··· RECORDS TO PROCESS ···

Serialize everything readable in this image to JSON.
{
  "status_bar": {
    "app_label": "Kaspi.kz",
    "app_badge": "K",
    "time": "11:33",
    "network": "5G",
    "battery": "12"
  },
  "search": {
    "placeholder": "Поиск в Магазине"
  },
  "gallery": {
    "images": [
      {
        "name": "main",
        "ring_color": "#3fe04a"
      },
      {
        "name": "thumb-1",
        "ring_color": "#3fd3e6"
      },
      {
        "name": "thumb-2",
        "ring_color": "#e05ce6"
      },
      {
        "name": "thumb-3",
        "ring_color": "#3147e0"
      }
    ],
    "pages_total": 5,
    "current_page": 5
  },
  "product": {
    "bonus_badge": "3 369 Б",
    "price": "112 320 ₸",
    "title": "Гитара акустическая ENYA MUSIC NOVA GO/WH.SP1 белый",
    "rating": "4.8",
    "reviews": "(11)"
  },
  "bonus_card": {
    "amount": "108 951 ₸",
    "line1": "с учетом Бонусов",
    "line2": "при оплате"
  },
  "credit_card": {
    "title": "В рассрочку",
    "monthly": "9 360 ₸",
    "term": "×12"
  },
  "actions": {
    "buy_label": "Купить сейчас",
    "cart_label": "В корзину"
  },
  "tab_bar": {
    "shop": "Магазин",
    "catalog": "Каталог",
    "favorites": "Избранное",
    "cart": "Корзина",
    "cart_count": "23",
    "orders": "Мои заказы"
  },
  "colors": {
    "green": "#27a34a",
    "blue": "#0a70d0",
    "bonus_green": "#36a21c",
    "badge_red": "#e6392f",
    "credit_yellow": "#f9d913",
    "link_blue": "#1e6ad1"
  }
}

···

### YOUR OBJECTIVE
Find each line in the records holding the string "thumb" and show it.

### EXERCISE RESULT
        "name": "thumb-1",
        "name": "thumb-2",
        "name": "thumb-3",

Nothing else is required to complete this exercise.